──────── Entries provided ────────
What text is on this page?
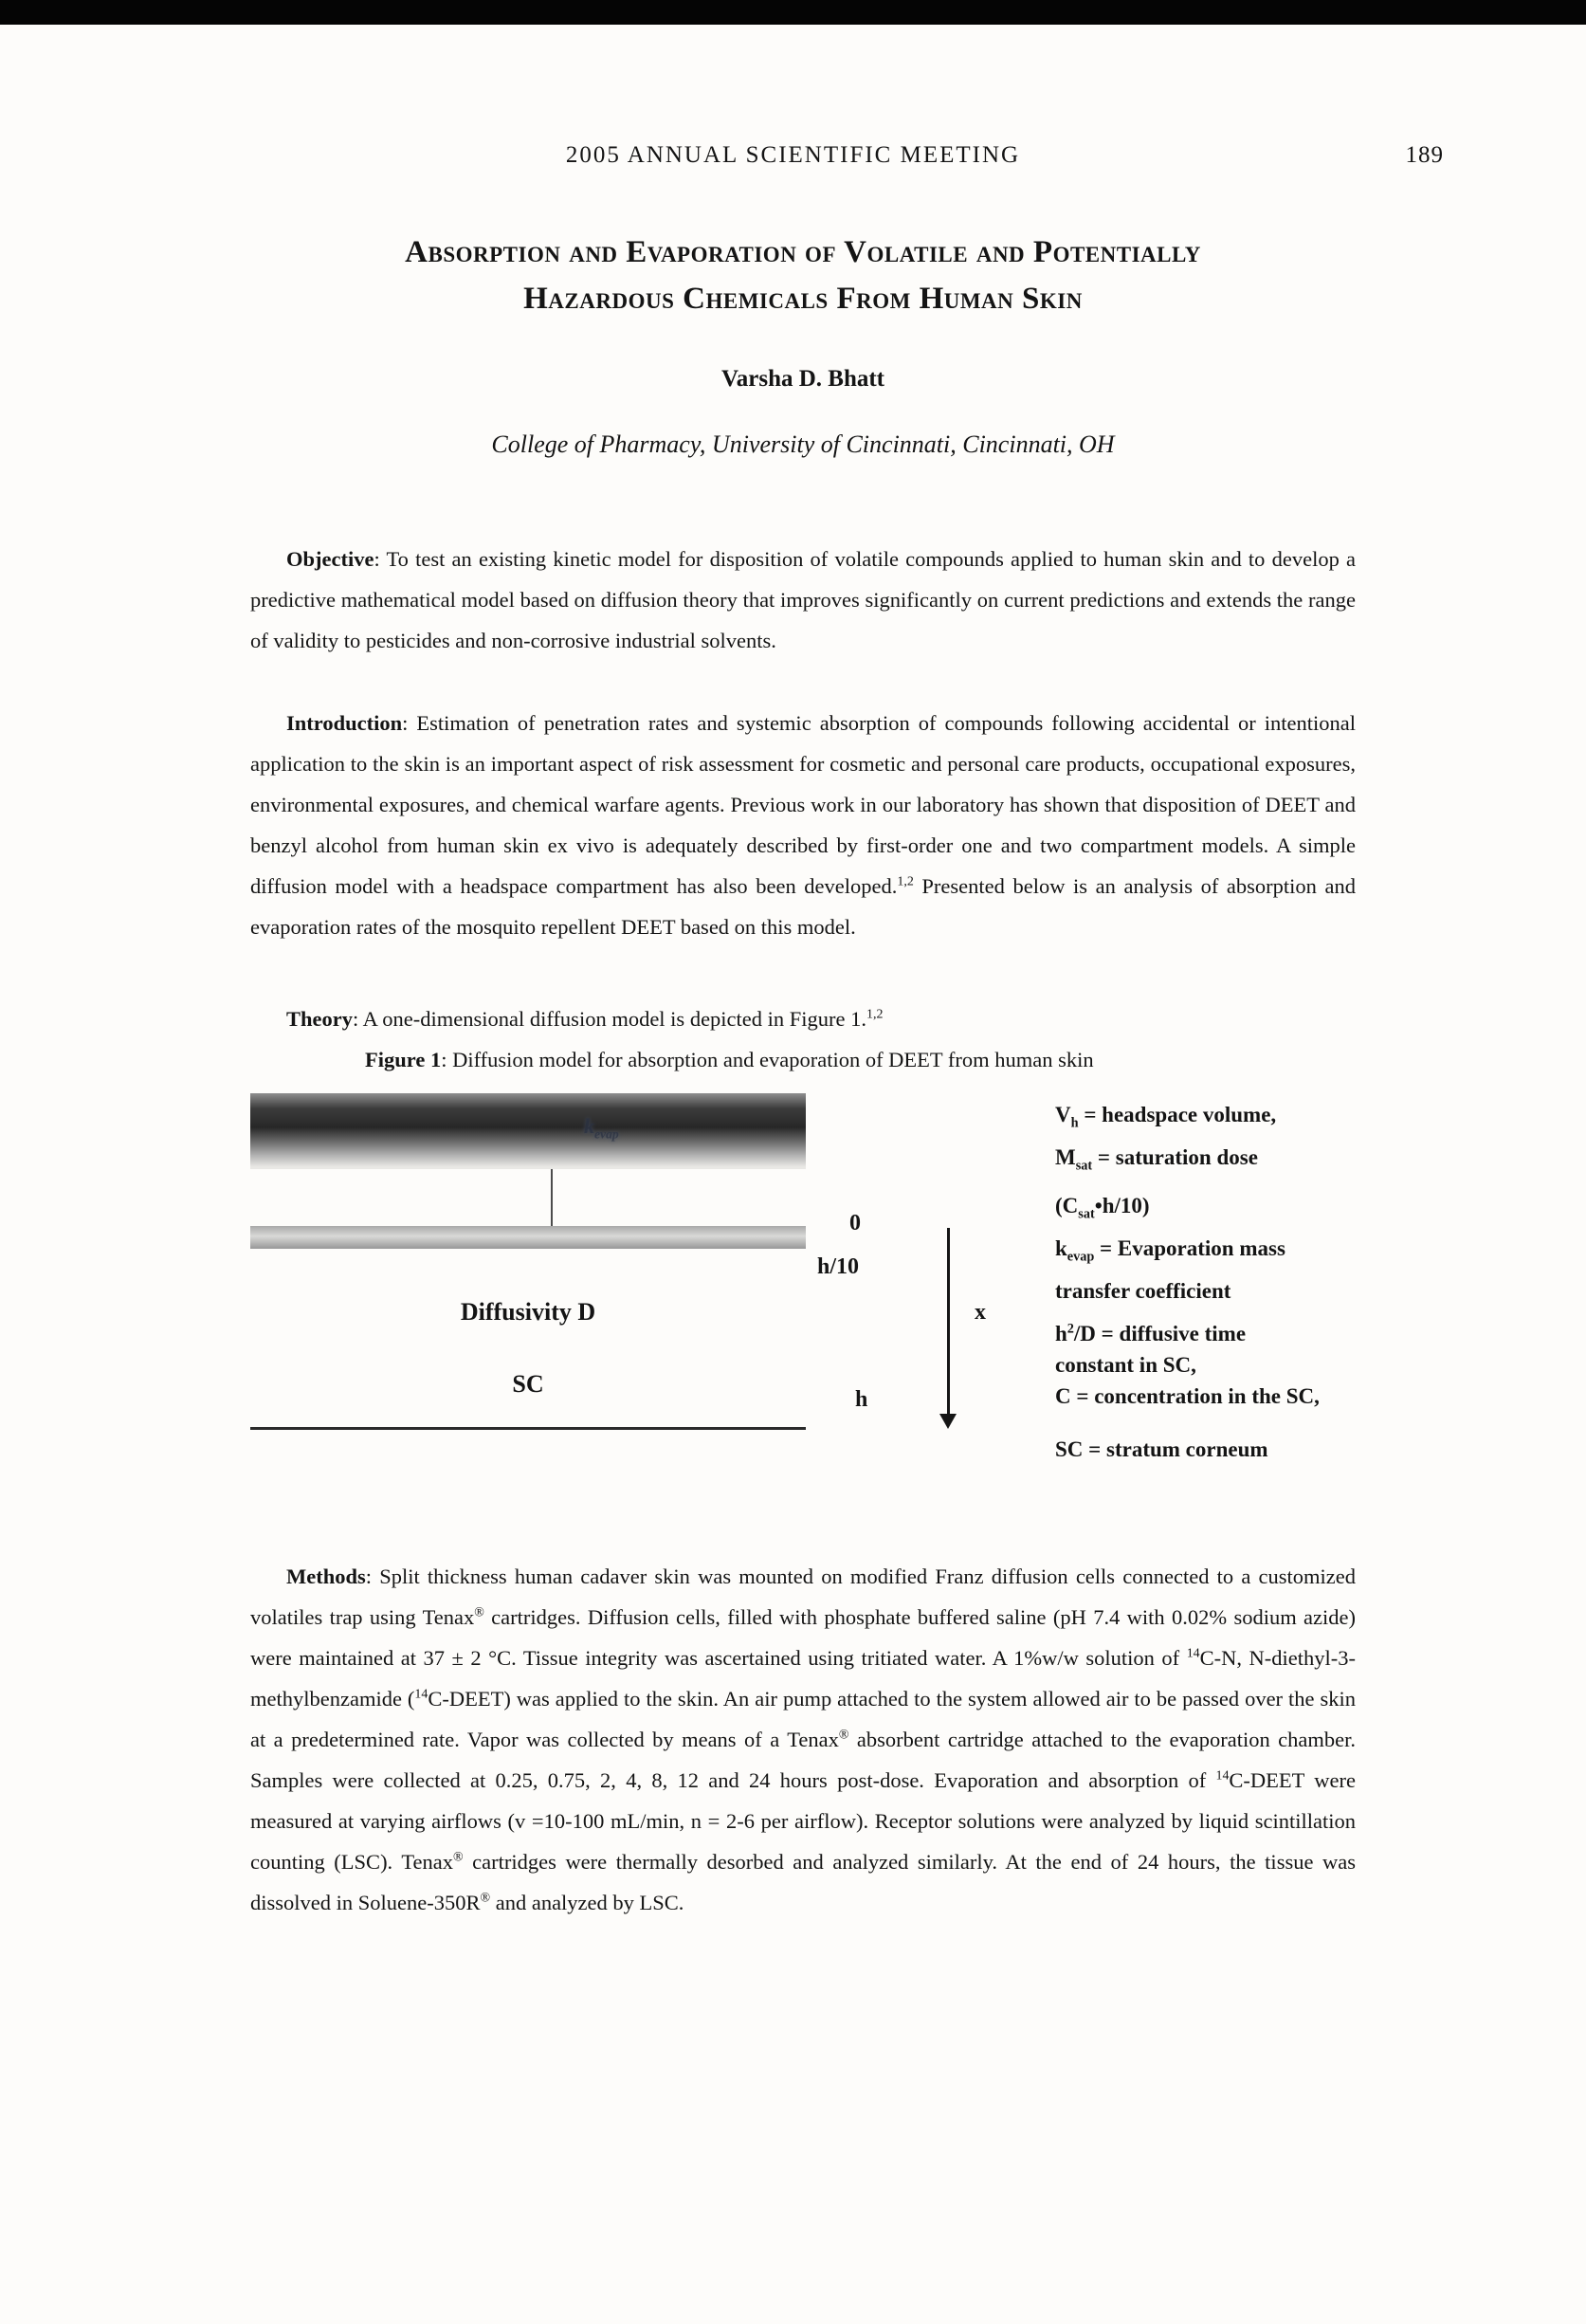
2005 ANNUAL SCIENTIFIC MEETING	189
Absorption and Evaporation of Volatile and Potentially
Hazardous Chemicals From Human Skin
Varsha D. Bhatt
College of Pharmacy, University of Cincinnati, Cincinnati, OH

Objective: To test an existing kinetic model for disposition of volatile compounds applied to human skin and to develop a predictive mathematical model based on diffusion theory that improves significantly on current predictions and extends the range of validity to pesticides and non-corrosive industrial solvents.

Introduction: Estimation of penetration rates and systemic absorption of compounds following accidental or intentional application to the skin is an important aspect of risk assessment for cosmetic and personal care products, occupational exposures, environmental exposures, and chemical warfare agents. Previous work in our laboratory has shown that disposition of DEET and benzyl alcohol from human skin ex vivo is adequately described by first-order one and two compartment models. A simple diffusion model with a headspace compartment has also been developed.$^{1,2}$ Presented below is an analysis of absorption and evaporation rates of the mosquito repellent DEET based on this model.

Theory: A one-dimensional diffusion model is depicted in Figure 1.$^{1,2}$

Figure 1: Diffusion model for absorption and evaporation of DEET from human skin

$k_{evap}$
0
h/10
h
Diffusivity D
SC
x
$V_h$ = headspace volume,
$M_{sat}$ = saturation dose
$(C_{sat}•h/10)$
$k_{evap}$ = Evaporation mass
transfer coefficient
$h^2/D$ = diffusive time
constant in SC,
C = concentration in the SC,
SC = stratum corneum

Methods: Split thickness human cadaver skin was mounted on modified Franz diffusion cells connected to a customized volatiles trap using Tenax® cartridges. Diffusion cells, filled with phosphate buffered saline (pH 7.4 with 0.02% sodium azide) were maintained at 37 ± 2 °C. Tissue integrity was ascertained using tritiated water. A 1%w/w solution of $^{14}$C-N, N-diethyl-3-methylbenzamide ($^{14}$C-DEET) was applied to the skin. An air pump attached to the system allowed air to be passed over the skin at a predetermined rate. Vapor was collected by means of a Tenax® absorbent cartridge attached to the evaporation chamber. Samples were collected at 0.25, 0.75, 2, 4, 8, 12 and 24 hours post-dose. Evaporation and absorption of $^{14}$C-DEET were measured at varying airflows (v =10-100 mL/min, n = 2-6 per airflow). Receptor solutions were analyzed by liquid scintillation counting (LSC). Tenax® cartridges were thermally desorbed and analyzed similarly. At the end of 24 hours, the tissue was dissolved in Soluene-350R® and analyzed by LSC.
────────
Work request
Except for the pictures, copy the material above exactly.

Written solution
What text is on this page?
2005 ANNUAL SCIENTIFIC MEETING	189
Absorption and Evaporation of Volatile and Potentially
Hazardous Chemicals From Human Skin
Varsha D. Bhatt
College of Pharmacy, University of Cincinnati, Cincinnati, OH

Objective: To test an existing kinetic model for disposition of volatile compounds applied to human skin and to develop a predictive mathematical model based on diffusion theory that improves significantly on current predictions and extends the range of validity to pesticides and non-corrosive industrial solvents.

Introduction: Estimation of penetration rates and systemic absorption of compounds following accidental or intentional application to the skin is an important aspect of risk assessment for cosmetic and personal care products, occupational exposures, environmental exposures, and chemical warfare agents. Previous work in our laboratory has shown that disposition of DEET and benzyl alcohol from human skin ex vivo is adequately described by first-order one and two compartment models. A simple diffusion model with a headspace compartment has also been developed.$^{1,2}$ Presented below is an analysis of absorption and evaporation rates of the mosquito repellent DEET based on this model.

Theory: A one-dimensional diffusion model is depicted in Figure 1.$^{1,2}$

Figure 1: Diffusion model for absorption and evaporation of DEET from human skin

$k_{evap}$
0
h/10
h
Diffusivity D
SC
x
$V_h$ = headspace volume,
$M_{sat}$ = saturation dose
$(C_{sat}•h/10)$
$k_{evap}$ = Evaporation mass
transfer coefficient
$h^2/D$ = diffusive time
constant in SC,
C = concentration in the SC,
SC = stratum corneum

Methods: Split thickness human cadaver skin was mounted on modified Franz diffusion cells connected to a customized volatiles trap using Tenax® cartridges. Diffusion cells, filled with phosphate buffered saline (pH 7.4 with 0.02% sodium azide) were maintained at 37 ± 2 °C. Tissue integrity was ascertained using tritiated water. A 1%w/w solution of $^{14}$C-N, N-diethyl-3-methylbenzamide ($^{14}$C-DEET) was applied to the skin. An air pump attached to the system allowed air to be passed over the skin at a predetermined rate. Vapor was collected by means of a Tenax® absorbent cartridge attached to the evaporation chamber. Samples were collected at 0.25, 0.75, 2, 4, 8, 12 and 24 hours post-dose. Evaporation and absorption of $^{14}$C-DEET were measured at varying airflows (v =10-100 mL/min, n = 2-6 per airflow). Receptor solutions were analyzed by liquid scintillation counting (LSC). Tenax® cartridges were thermally desorbed and analyzed similarly. At the end of 24 hours, the tissue was dissolved in Soluene-350R® and analyzed by LSC.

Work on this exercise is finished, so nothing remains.